>> BEGIN
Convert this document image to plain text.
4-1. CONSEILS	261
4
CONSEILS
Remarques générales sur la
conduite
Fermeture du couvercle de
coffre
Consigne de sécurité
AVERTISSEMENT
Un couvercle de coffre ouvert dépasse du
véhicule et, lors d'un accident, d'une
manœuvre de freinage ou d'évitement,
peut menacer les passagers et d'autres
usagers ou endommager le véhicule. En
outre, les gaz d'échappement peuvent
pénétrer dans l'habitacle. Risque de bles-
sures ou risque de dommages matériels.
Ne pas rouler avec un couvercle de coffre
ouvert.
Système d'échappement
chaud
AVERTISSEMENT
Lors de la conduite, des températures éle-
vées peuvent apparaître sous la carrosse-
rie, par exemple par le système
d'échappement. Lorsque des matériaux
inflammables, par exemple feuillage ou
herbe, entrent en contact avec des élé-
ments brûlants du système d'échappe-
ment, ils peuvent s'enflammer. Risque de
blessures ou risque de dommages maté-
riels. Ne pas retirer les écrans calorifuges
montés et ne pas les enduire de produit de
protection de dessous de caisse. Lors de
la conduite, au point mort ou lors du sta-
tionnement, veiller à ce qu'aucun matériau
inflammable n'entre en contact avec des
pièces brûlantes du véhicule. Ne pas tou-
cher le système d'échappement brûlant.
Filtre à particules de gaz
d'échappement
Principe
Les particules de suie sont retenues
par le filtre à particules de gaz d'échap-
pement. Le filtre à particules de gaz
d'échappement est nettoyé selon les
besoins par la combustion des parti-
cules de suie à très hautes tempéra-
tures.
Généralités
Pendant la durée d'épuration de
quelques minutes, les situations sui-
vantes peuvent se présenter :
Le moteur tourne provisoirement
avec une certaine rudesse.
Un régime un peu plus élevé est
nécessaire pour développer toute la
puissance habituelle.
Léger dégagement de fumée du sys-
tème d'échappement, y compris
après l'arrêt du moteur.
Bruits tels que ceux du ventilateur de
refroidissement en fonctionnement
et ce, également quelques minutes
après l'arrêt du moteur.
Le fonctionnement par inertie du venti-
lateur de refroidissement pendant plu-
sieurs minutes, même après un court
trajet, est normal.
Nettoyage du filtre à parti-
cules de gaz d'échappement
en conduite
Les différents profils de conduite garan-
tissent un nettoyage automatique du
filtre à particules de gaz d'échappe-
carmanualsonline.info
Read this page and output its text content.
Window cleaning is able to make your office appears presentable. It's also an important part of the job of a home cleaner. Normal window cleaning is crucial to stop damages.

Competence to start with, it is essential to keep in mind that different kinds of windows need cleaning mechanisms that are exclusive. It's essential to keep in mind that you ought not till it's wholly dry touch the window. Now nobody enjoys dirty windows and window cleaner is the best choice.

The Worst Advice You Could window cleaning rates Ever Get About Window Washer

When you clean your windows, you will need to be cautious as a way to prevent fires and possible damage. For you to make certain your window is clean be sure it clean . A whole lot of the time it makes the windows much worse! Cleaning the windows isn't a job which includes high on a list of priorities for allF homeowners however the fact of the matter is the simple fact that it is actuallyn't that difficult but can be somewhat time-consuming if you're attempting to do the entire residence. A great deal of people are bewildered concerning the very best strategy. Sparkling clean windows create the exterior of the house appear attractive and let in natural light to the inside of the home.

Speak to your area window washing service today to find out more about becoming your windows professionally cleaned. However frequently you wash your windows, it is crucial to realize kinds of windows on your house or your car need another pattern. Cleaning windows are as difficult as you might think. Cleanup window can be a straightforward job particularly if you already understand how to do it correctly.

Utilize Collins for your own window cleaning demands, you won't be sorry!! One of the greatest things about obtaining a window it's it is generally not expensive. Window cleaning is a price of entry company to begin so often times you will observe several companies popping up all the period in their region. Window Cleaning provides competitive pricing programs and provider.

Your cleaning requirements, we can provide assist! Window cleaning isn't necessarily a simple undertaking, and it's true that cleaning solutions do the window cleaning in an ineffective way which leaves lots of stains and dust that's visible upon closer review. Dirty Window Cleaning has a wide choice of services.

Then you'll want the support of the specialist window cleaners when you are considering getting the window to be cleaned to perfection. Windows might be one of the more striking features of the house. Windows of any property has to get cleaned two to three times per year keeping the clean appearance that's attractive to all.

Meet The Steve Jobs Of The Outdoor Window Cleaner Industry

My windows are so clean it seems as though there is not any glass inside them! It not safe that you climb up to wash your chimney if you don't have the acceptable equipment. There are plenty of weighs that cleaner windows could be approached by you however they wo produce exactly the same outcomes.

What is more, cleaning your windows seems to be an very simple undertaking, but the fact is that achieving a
>> END
> DESCRIPTION OF THE TASK
Make an exact copy of all the data.

> TASK SOLUTION
Convert this document image to plain text.
4-1. CONSEILS	261
4
CONSEILS
Remarques générales sur la
conduite
Fermeture du couvercle de
coffre
Consigne de sécurité
AVERTISSEMENT
Un couvercle de coffre ouvert dépasse du
véhicule et, lors d'un accident, d'une
manœuvre de freinage ou d'évitement,
peut menacer les passagers et d'autres
usagers ou endommager le véhicule. En
outre, les gaz d'échappement peuvent
pénétrer dans l'habitacle. Risque de bles-
sures ou risque de dommages matériels.
Ne pas rouler avec un couvercle de coffre
ouvert.
Système d'échappement
chaud
AVERTISSEMENT
Lors de la conduite, des températures éle-
vées peuvent apparaître sous la carrosse-
rie, par exemple par le système
d'échappement. Lorsque des matériaux
inflammables, par exemple feuillage ou
herbe, entrent en contact avec des élé-
ments brûlants du système d'échappe-
ment, ils peuvent s'enflammer. Risque de
blessures ou risque de dommages maté-
riels. Ne pas retirer les écrans calorifuges
montés et ne pas les enduire de produit de
protection de dessous de caisse. Lors de
la conduite, au point mort ou lors du sta-
tionnement, veiller à ce qu'aucun matériau
inflammable n'entre en contact avec des
pièces brûlantes du véhicule. Ne pas tou-
cher le système d'échappement brûlant.
Filtre à particules de gaz
d'échappement
Principe
Les particules de suie sont retenues
par le filtre à particules de gaz d'échap-
pement. Le filtre à particules de gaz
d'échappement est nettoyé selon les
besoins par la combustion des parti-
cules de suie à très hautes tempéra-
tures.
Généralités
Pendant la durée d'épuration de
quelques minutes, les situations sui-
vantes peuvent se présenter :
Le moteur tourne provisoirement
avec une certaine rudesse.
Un régime un peu plus élevé est
nécessaire pour développer toute la
puissance habituelle.
Léger dégagement de fumée du sys-
tème d'échappement, y compris
après l'arrêt du moteur.
Bruits tels que ceux du ventilateur de
refroidissement en fonctionnement
et ce, également quelques minutes
après l'arrêt du moteur.
Le fonctionnement par inertie du venti-
lateur de refroidissement pendant plu-
sieurs minutes, même après un court
trajet, est normal.
Nettoyage du filtre à parti-
cules de gaz d'échappement
en conduite
Les différents profils de conduite garan-
tissent un nettoyage automatique du
filtre à particules de gaz d'échappe-
carmanualsonline.info
Read this page and output its text content.
Window cleaning is able to make your office appears presentable. It's also an important part of the job of a home cleaner. Normal window cleaning is crucial to stop damages.

Competence to start with, it is essential to keep in mind that different kinds of windows need cleaning mechanisms that are exclusive. It's essential to keep in mind that you ought not till it's wholly dry touch the window. Now nobody enjoys dirty windows and window cleaner is the best choice.

The Worst Advice You Could window cleaning rates Ever Get About Window Washer

When you clean your windows, you will need to be cautious as a way to prevent fires and possible damage. For you to make certain your window is clean be sure it clean . A whole lot of the time it makes the windows much worse! Cleaning the windows isn't a job which includes high on a list of priorities for allF homeowners however the fact of the matter is the simple fact that it is actuallyn't that difficult but can be somewhat time-consuming if you're attempting to do the entire residence. A great deal of people are bewildered concerning the very best strategy. Sparkling clean windows create the exterior of the house appear attractive and let in natural light to the inside of the home.

Speak to your area window washing service today to find out more about becoming your windows professionally cleaned. However frequently you wash your windows, it is crucial to realize kinds of windows on your house or your car need another pattern. Cleaning windows are as difficult as you might think. Cleanup window can be a straightforward job particularly if you already understand how to do it correctly.

Utilize Collins for your own window cleaning demands, you won't be sorry!! One of the greatest things about obtaining a window it's it is generally not expensive. Window cleaning is a price of entry company to begin so often times you will observe several companies popping up all the period in their region. Window Cleaning provides competitive pricing programs and provider.

Your cleaning requirements, we can provide assist! Window cleaning isn't necessarily a simple undertaking, and it's true that cleaning solutions do the window cleaning in an ineffective way which leaves lots of stains and dust that's visible upon closer review. Dirty Window Cleaning has a wide choice of services.

Then you'll want the support of the specialist window cleaners when you are considering getting the window to be cleaned to perfection. Windows might be one of the more striking features of the house. Windows of any property has to get cleaned two to three times per year keeping the clean appearance that's attractive to all.

Meet The Steve Jobs Of The Outdoor Window Cleaner Industry

My windows are so clean it seems as though there is not any glass inside them! It not safe that you climb up to wash your chimney if you don't have the acceptable equipment. There are plenty of weighs that cleaner windows could be approached by you however they wo produce exactly the same outcomes.

What is more, cleaning your windows seems to be an very simple undertaking, but the fact is that achieving a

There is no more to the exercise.